━━ MATERIAL FOR THE TASK

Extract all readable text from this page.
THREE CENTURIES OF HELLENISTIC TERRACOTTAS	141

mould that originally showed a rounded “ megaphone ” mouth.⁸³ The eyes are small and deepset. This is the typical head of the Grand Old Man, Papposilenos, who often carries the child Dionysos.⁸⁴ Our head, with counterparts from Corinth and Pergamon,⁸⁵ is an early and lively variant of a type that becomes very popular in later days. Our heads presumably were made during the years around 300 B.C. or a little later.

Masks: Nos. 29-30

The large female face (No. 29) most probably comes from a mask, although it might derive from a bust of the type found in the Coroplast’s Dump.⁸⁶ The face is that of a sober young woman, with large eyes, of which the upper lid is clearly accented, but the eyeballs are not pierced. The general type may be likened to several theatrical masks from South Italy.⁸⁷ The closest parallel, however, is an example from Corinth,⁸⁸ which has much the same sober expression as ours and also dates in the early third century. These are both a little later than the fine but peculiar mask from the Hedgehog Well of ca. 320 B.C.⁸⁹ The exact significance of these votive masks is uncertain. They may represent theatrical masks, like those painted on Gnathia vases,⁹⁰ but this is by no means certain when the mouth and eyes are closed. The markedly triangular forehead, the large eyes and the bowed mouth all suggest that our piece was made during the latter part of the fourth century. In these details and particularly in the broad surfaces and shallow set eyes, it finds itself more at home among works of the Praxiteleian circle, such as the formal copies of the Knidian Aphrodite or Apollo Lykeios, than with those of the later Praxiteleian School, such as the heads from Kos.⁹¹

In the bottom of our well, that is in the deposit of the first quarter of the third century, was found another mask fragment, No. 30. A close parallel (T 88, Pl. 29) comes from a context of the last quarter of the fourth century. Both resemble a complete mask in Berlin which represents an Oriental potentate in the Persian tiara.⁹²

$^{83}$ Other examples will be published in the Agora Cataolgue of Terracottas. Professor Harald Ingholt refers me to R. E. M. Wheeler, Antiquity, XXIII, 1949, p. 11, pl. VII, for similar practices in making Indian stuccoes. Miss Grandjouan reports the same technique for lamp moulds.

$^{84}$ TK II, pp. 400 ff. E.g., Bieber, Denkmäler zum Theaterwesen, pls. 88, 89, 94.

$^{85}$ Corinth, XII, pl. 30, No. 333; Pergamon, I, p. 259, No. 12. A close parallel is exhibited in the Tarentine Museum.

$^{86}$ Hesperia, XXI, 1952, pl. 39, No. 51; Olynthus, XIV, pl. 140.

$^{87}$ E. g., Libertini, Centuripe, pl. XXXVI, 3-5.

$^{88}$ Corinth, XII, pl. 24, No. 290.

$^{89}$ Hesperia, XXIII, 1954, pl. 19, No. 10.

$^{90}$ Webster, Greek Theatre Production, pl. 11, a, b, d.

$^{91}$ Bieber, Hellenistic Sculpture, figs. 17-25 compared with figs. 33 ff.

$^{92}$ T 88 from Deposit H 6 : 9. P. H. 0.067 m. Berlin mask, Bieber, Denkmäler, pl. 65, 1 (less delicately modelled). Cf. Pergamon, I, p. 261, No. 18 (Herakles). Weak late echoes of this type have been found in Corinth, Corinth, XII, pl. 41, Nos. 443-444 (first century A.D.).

━━━━

- **SHORT EXERCISE**: Scan the material and collect every line that contains "first".

- **RESULT BELOW**:
In the bottom of our well, that is in the deposit of the first quarter of the third century, was found another mask fragment, No. 30. A close parallel (T 88, Pl. 29) comes from a context of the last quarter of the fourth century. Both resemble a complete mask in Berlin which represents an Oriental potentate in the Persian tiara.⁹²
$^{92}$ T 88 from Deposit H 6 : 9. P. H. 0.067 m. Berlin mask, Bieber, Denkmäler, pl. 65, 1 (less delicately modelled). Cf. Pergamon, I, p. 261, No. 18 (Herakles). Weak late echoes of this type have been found in Corinth, Corinth, XII, pl. 41, Nos. 443-444 (first century A.D.).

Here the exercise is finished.